## begin Records to use

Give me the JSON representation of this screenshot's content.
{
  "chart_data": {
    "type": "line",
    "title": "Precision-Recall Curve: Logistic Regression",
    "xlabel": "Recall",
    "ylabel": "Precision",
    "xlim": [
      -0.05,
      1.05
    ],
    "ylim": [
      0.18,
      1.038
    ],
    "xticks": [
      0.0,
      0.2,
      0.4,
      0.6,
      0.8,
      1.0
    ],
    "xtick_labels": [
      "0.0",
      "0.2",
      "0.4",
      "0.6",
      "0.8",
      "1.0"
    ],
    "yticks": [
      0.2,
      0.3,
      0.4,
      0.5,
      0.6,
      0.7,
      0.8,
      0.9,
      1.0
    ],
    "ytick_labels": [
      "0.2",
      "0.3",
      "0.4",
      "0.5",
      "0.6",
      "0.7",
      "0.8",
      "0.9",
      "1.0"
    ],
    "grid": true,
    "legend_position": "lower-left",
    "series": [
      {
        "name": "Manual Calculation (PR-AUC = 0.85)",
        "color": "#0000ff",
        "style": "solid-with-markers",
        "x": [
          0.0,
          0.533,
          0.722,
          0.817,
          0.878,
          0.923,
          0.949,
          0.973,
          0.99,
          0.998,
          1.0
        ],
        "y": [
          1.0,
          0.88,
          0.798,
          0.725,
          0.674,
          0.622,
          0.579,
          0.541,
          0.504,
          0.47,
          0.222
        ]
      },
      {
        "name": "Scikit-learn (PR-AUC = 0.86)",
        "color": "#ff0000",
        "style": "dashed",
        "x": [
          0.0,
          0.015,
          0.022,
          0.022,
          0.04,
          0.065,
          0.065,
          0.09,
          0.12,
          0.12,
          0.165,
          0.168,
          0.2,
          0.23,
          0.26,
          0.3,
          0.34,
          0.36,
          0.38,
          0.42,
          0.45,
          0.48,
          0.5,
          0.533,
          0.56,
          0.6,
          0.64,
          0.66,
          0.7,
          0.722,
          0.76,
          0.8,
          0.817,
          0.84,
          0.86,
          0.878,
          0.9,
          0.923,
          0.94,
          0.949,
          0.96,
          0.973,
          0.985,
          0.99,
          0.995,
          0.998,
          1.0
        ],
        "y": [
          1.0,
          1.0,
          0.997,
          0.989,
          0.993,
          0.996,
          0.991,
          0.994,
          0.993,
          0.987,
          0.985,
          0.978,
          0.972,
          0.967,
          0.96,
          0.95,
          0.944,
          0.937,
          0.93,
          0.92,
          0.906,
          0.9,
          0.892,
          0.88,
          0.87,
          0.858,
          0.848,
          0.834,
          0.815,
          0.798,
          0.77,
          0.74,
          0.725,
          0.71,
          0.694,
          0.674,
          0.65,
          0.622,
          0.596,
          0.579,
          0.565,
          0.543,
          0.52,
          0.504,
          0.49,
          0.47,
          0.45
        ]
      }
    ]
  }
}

## end Records to use

» **Requirement**
Show all lines in the entries above where the string "style" appears.

» **Task solution**
        "style": "solid-with-markers",
        "style": "dashed",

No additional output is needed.